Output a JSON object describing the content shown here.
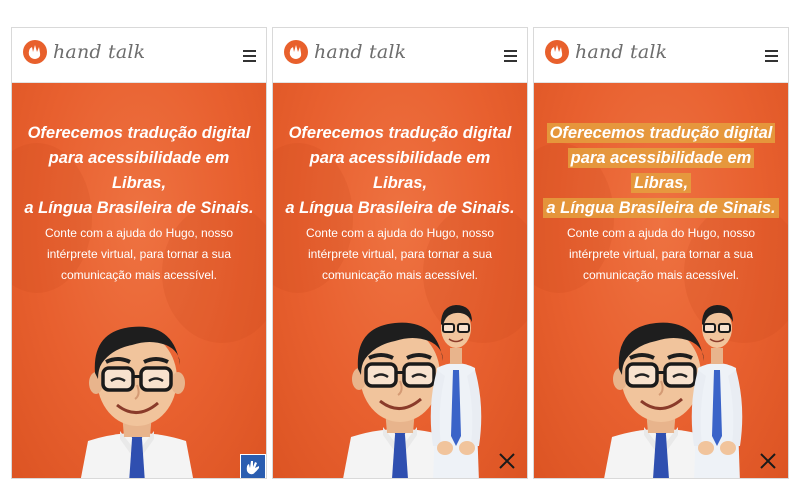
{
  "brand": {
    "name": "hand talk",
    "accent": "#e8602c"
  },
  "panels": [
    {
      "headline": [
        "Oferecemos tradução digital",
        "para acessibilidade em Libras,",
        "a Língua Brasileira de Sinais."
      ],
      "subtext": [
        "Conte com a ajuda do Hugo, nosso",
        "intérprete virtual, para tornar a sua",
        "comunicação mais acessível."
      ],
      "corner_button_icon": "sign-language-icon",
      "corner_button_color": "#2a5db0"
    },
    {
      "headline": [
        "Oferecemos tradução digital",
        "para acessibilidade em Libras,",
        "a Língua Brasileira de Sinais."
      ],
      "subtext": [
        "Conte com a ajuda do Hugo, nosso",
        "intérprete virtual, para tornar a sua",
        "comunicação mais acessível."
      ],
      "corner_button_icon": "close-icon"
    },
    {
      "headline": [
        "Oferecemos tradução digital",
        "para acessibilidade em Libras,",
        "a Língua Brasileira de Sinais."
      ],
      "subtext": [
        "Conte com a ajuda do Hugo, nosso",
        "intérprete virtual, para tornar a sua",
        "comunicação mais acessível."
      ],
      "headline_highlight_color": "#e5a03e",
      "corner_button_icon": "close-icon"
    }
  ]
}
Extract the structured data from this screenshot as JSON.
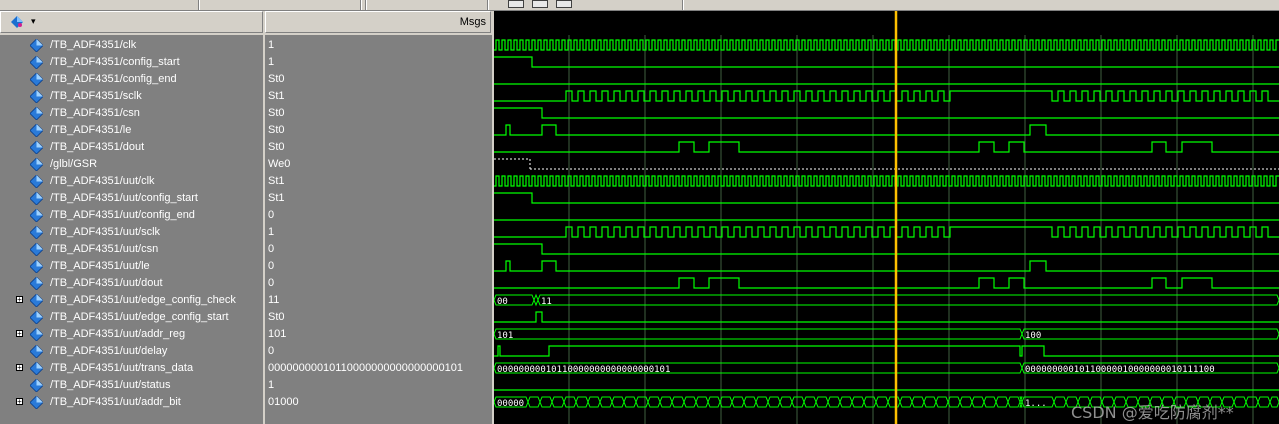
{
  "header": {
    "msgs_label": "Msgs"
  },
  "signals": [
    {
      "name": "/TB_ADF4351/clk",
      "value": "1",
      "type": "clock",
      "expandable": false
    },
    {
      "name": "/TB_ADF4351/config_start",
      "value": "1",
      "type": "bit",
      "expandable": false
    },
    {
      "name": "/TB_ADF4351/config_end",
      "value": "St0",
      "type": "bit",
      "expandable": false
    },
    {
      "name": "/TB_ADF4351/sclk",
      "value": "St1",
      "type": "sclk",
      "expandable": false
    },
    {
      "name": "/TB_ADF4351/csn",
      "value": "St0",
      "type": "bit",
      "expandable": false
    },
    {
      "name": "/TB_ADF4351/le",
      "value": "St0",
      "type": "bit",
      "expandable": false
    },
    {
      "name": "/TB_ADF4351/dout",
      "value": "St0",
      "type": "bit",
      "expandable": false
    },
    {
      "name": "/glbl/GSR",
      "value": "We0",
      "type": "bit",
      "expandable": false
    },
    {
      "name": "/TB_ADF4351/uut/clk",
      "value": "St1",
      "type": "clock",
      "expandable": false
    },
    {
      "name": "/TB_ADF4351/uut/config_start",
      "value": "St1",
      "type": "bit",
      "expandable": false
    },
    {
      "name": "/TB_ADF4351/uut/config_end",
      "value": "0",
      "type": "bit",
      "expandable": false
    },
    {
      "name": "/TB_ADF4351/uut/sclk",
      "value": "1",
      "type": "sclk",
      "expandable": false
    },
    {
      "name": "/TB_ADF4351/uut/csn",
      "value": "0",
      "type": "bit",
      "expandable": false
    },
    {
      "name": "/TB_ADF4351/uut/le",
      "value": "0",
      "type": "bit",
      "expandable": false
    },
    {
      "name": "/TB_ADF4351/uut/dout",
      "value": "0",
      "type": "bit",
      "expandable": false
    },
    {
      "name": "/TB_ADF4351/uut/edge_config_check",
      "value": "11",
      "type": "bus",
      "expandable": true
    },
    {
      "name": "/TB_ADF4351/uut/edge_config_start",
      "value": "St0",
      "type": "bit",
      "expandable": false
    },
    {
      "name": "/TB_ADF4351/uut/addr_reg",
      "value": "101",
      "type": "bus",
      "expandable": true
    },
    {
      "name": "/TB_ADF4351/uut/delay",
      "value": "0",
      "type": "bit",
      "expandable": false
    },
    {
      "name": "/TB_ADF4351/uut/trans_data",
      "value": "00000000010110000000000000000101",
      "type": "bus",
      "expandable": true
    },
    {
      "name": "/TB_ADF4351/uut/status",
      "value": "1",
      "type": "bit",
      "expandable": false
    },
    {
      "name": "/TB_ADF4351/uut/addr_bit",
      "value": "01000",
      "type": "bus",
      "expandable": true
    }
  ],
  "bus_labels": {
    "edge_config_check": [
      "00",
      "11"
    ],
    "addr_reg": [
      "101",
      "100"
    ],
    "trans_data": [
      "00000000010110000000000000000101",
      "00000000010110000010000000010111100"
    ],
    "addr_bit": [
      "00000",
      "1..."
    ]
  },
  "watermark": "CSDN @爱吃防腐剂**",
  "colors": {
    "wave": "#00ff00",
    "cursor": "#ffc000",
    "grid": "#406040",
    "background": "#000000"
  }
}
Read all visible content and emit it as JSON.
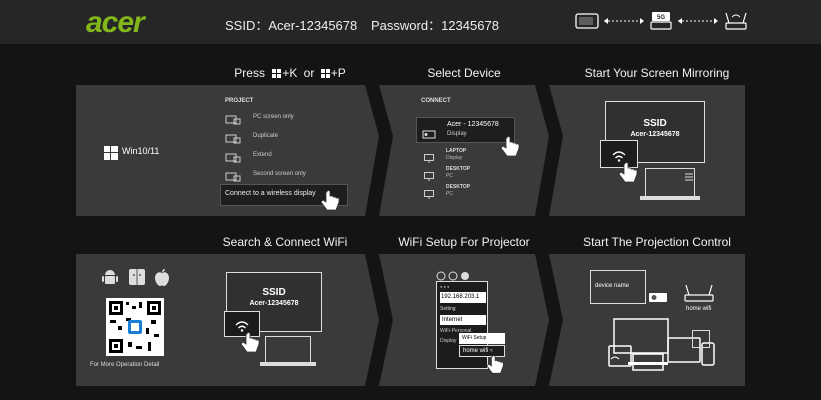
{
  "header": {
    "logo": "acer",
    "ssid": "SSID：Acer-12345678",
    "password": "Password：12345678",
    "badge_5g": "5G"
  },
  "steps": {
    "press": {
      "prefix": "Press",
      "k": "+K",
      "or": "or",
      "p": "+P"
    },
    "select_device": "Select Device",
    "start_mirroring": "Start Your Screen Mirroring",
    "search_connect": "Search & Connect WiFi",
    "wifi_setup": "WiFi Setup For Projector",
    "start_projection": "Start The Projection Control"
  },
  "panel1": {
    "os": "Win10/11",
    "project_header": "PROJECT",
    "options": [
      "PC screen only",
      "Duplicate",
      "Extend",
      "Second screen only"
    ],
    "connect_wireless": "Connect to a wireless display"
  },
  "panel2": {
    "connect_header": "CONNECT",
    "selected_name": "Acer - 12345678",
    "selected_type": "Display",
    "items": [
      {
        "name": "LAPTOP",
        "type": "Display"
      },
      {
        "name": "DESKTOP",
        "type": "PC"
      },
      {
        "name": "DESKTOP",
        "type": "PC"
      }
    ]
  },
  "panel3": {
    "ssid": "SSID",
    "name": "Acer-12345678"
  },
  "panel4": {
    "ssid": "SSID",
    "name": "Acer-12345678",
    "footer": "For More Operation Detail"
  },
  "panel5": {
    "ip": "192.168.203.1",
    "setting": "Setting",
    "internet": "Internet",
    "wifi_personal": "WiFi-Personal",
    "display": "Display",
    "wifi_setup": "WiFi Setup",
    "home_wifi": "home wifi"
  },
  "panel6": {
    "device_name": "device name",
    "home_wifi": "home wifi"
  },
  "colors": {
    "brand": "#83b81a",
    "panel": "#3a3a3a",
    "background": "#141414"
  }
}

DIRECTIONS FOR THIS TASK: Leave every image out, and retype the material exactly.

FULL OUTPUT:
Output a JSON object describing the content shown here.
{
  "brand": {
    "name": "hand talk",
    "accent": "#e8602c"
  },
  "panels": [
    {
      "headline": [
        "Oferecemos tradução digital",
        "para acessibilidade em Libras,",
        "a Língua Brasileira de Sinais."
      ],
      "subtext": [
        "Conte com a ajuda do Hugo, nosso",
        "intérprete virtual, para tornar a sua",
        "comunicação mais acessível."
      ],
      "corner_button_icon": "sign-language-icon",
      "corner_button_color": "#2a5db0"
    },
    {
      "headline": [
        "Oferecemos tradução digital",
        "para acessibilidade em Libras,",
        "a Língua Brasileira de Sinais."
      ],
      "subtext": [
        "Conte com a ajuda do Hugo, nosso",
        "intérprete virtual, para tornar a sua",
        "comunicação mais acessível."
      ],
      "corner_button_icon": "close-icon"
    },
    {
      "headline": [
        "Oferecemos tradução digital",
        "para acessibilidade em Libras,",
        "a Língua Brasileira de Sinais."
      ],
      "subtext": [
        "Conte com a ajuda do Hugo, nosso",
        "intérprete virtual, para tornar a sua",
        "comunicação mais acessível."
      ],
      "headline_highlight_color": "#e5a03e",
      "corner_button_icon": "close-icon"
    }
  ]
}
Extract the structured data from this screenshot as JSON.
{
  "header": {
    "msgs_label": "Msgs"
  },
  "signals": [
    {
      "name": "/TB_ADF4351/clk",
      "value": "1",
      "type": "clock",
      "expandable": false
    },
    {
      "name": "/TB_ADF4351/config_start",
      "value": "1",
      "type": "bit",
      "expandable": false
    },
    {
      "name": "/TB_ADF4351/config_end",
      "value": "St0",
      "type": "bit",
      "expandable": false
    },
    {
      "name": "/TB_ADF4351/sclk",
      "value": "St1",
      "type": "sclk",
      "expandable": false
    },
    {
      "name": "/TB_ADF4351/csn",
      "value": "St0",
      "type": "bit",
      "expandable": false
    },
    {
      "name": "/TB_ADF4351/le",
      "value": "St0",
      "type": "bit",
      "expandable": false
    },
    {
      "name": "/TB_ADF4351/dout",
      "value": "St0",
      "type": "bit",
      "expandable": false
    },
    {
      "name": "/glbl/GSR",
      "value": "We0",
      "type": "bit",
      "expandable": false
    },
    {
      "name": "/TB_ADF4351/uut/clk",
      "value": "St1",
      "type": "clock",
      "expandable": false
    },
    {
      "name": "/TB_ADF4351/uut/config_start",
      "value": "St1",
      "type": "bit",
      "expandable": false
    },
    {
      "name": "/TB_ADF4351/uut/config_end",
      "value": "0",
      "type": "bit",
      "expandable": false
    },
    {
      "name": "/TB_ADF4351/uut/sclk",
      "value": "1",
      "type": "sclk",
      "expandable": false
    },
    {
      "name": "/TB_ADF4351/uut/csn",
      "value": "0",
      "type": "bit",
      "expandable": false
    },
    {
      "name": "/TB_ADF4351/uut/le",
      "value": "0",
      "type": "bit",
      "expandable": false
    },
    {
      "name": "/TB_ADF4351/uut/dout",
      "value": "0",
      "type": "bit",
      "expandable": false
    },
    {
      "name": "/TB_ADF4351/uut/edge_config_check",
      "value": "11",
      "type": "bus",
      "expandable": true
    },
    {
      "name": "/TB_ADF4351/uut/edge_config_start",
      "value": "St0",
      "type": "bit",
      "expandable": false
    },
    {
      "name": "/TB_ADF4351/uut/addr_reg",
      "value": "101",
      "type": "bus",
      "expandable": true
    },
    {
      "name": "/TB_ADF4351/uut/delay",
      "value": "0",
      "type": "bit",
      "expandable": false
    },
    {
      "name": "/TB_ADF4351/uut/trans_data",
      "value": "00000000010110000000000000000101",
      "type": "bus",
      "expandable": true
    },
    {
      "name": "/TB_ADF4351/uut/status",
      "value": "1",
      "type": "bit",
      "expandable": false
    },
    {
      "name": "/TB_ADF4351/uut/addr_bit",
      "value": "01000",
      "type": "bus",
      "expandable": true
    }
  ],
  "bus_labels": {
    "edge_config_check": [
      "00",
      "11"
    ],
    "addr_reg": [
      "101",
      "100"
    ],
    "trans_data": [
      "00000000010110000000000000000101",
      "00000000010110000010000000010111100"
    ],
    "addr_bit": [
      "00000",
      "1..."
    ]
  },
  "watermark": "CSDN @爱吃防腐剂**",
  "colors": {
    "wave": "#00ff00",
    "cursor": "#ffc000",
    "grid": "#406040",
    "background": "#000000"
  }
}
Read all visible content and emit it as JSON.
{
  "header": {
    "logo": "acer",
    "ssid": "SSID：Acer-12345678",
    "password": "Password：12345678",
    "badge_5g": "5G"
  },
  "steps": {
    "press": {
      "prefix": "Press",
      "k": "+K",
      "or": "or",
      "p": "+P"
    },
    "select_device": "Select Device",
    "start_mirroring": "Start Your Screen Mirroring",
    "search_connect": "Search & Connect WiFi",
    "wifi_setup": "WiFi Setup For Projector",
    "start_projection": "Start The Projection Control"
  },
  "panel1": {
    "os": "Win10/11",
    "project_header": "PROJECT",
    "options": [
      "PC screen only",
      "Duplicate",
      "Extend",
      "Second screen only"
    ],
    "connect_wireless": "Connect to a wireless display"
  },
  "panel2": {
    "connect_header": "CONNECT",
    "selected_name": "Acer - 12345678",
    "selected_type": "Display",
    "items": [
      {
        "name": "LAPTOP",
        "type": "Display"
      },
      {
        "name": "DESKTOP",
        "type": "PC"
      },
      {
        "name": "DESKTOP",
        "type": "PC"
      }
    ]
  },
  "panel3": {
    "ssid": "SSID",
    "name": "Acer-12345678"
  },
  "panel4": {
    "ssid": "SSID",
    "name": "Acer-12345678",
    "footer": "For More Operation Detail"
  },
  "panel5": {
    "ip": "192.168.203.1",
    "setting": "Setting",
    "internet": "Internet",
    "wifi_personal": "WiFi-Personal",
    "display": "Display",
    "wifi_setup": "WiFi Setup",
    "home_wifi": "home wifi"
  },
  "panel6": {
    "device_name": "device name",
    "home_wifi": "home wifi"
  },
  "colors": {
    "brand": "#83b81a",
    "panel": "#3a3a3a",
    "background": "#141414"
  }
}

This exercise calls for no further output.